_What you have to do_
Count the lines below that contain the word "where", and reply with that number alone.

* Begin Material shown *

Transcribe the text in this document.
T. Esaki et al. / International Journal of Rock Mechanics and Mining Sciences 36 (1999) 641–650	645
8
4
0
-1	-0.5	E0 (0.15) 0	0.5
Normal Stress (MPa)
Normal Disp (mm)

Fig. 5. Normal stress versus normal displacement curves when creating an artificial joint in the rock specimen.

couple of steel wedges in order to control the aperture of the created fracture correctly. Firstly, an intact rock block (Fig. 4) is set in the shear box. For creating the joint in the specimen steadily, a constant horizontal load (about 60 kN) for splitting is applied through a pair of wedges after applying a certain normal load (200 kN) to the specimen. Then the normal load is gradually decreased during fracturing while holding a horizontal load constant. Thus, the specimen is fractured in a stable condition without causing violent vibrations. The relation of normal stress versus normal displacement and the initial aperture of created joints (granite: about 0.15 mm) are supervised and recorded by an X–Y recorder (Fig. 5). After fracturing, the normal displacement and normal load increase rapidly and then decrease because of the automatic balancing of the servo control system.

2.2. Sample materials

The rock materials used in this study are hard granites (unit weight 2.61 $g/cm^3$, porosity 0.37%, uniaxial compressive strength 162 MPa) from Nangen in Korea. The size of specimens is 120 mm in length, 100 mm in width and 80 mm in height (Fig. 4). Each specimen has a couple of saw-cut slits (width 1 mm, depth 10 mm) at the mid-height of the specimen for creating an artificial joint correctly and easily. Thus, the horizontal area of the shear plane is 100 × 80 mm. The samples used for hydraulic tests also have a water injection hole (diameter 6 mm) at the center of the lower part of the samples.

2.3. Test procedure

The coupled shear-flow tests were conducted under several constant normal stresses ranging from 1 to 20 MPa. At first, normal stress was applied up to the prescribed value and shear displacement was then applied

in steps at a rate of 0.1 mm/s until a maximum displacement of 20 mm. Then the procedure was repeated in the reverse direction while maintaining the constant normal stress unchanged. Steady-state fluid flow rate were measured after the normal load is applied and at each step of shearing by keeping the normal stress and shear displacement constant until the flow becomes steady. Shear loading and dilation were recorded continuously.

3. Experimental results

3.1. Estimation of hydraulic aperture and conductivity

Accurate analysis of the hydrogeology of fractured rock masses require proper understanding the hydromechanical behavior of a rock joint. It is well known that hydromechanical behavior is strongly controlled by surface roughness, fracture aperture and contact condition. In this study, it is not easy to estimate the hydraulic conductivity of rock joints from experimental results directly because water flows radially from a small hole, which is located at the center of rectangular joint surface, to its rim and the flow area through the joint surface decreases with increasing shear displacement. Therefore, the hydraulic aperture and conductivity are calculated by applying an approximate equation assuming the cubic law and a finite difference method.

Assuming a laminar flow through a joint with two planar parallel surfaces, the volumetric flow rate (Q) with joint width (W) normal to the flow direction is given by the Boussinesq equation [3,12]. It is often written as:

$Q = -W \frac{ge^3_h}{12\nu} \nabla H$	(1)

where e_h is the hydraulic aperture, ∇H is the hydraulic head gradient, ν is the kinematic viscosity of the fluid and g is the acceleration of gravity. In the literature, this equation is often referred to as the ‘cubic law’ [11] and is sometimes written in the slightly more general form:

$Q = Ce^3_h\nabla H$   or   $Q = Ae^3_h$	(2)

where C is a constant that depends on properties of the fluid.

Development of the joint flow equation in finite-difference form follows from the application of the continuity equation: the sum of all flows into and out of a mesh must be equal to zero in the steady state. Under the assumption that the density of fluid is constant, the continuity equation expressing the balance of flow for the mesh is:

* End Material shown *

_Correct answer_
2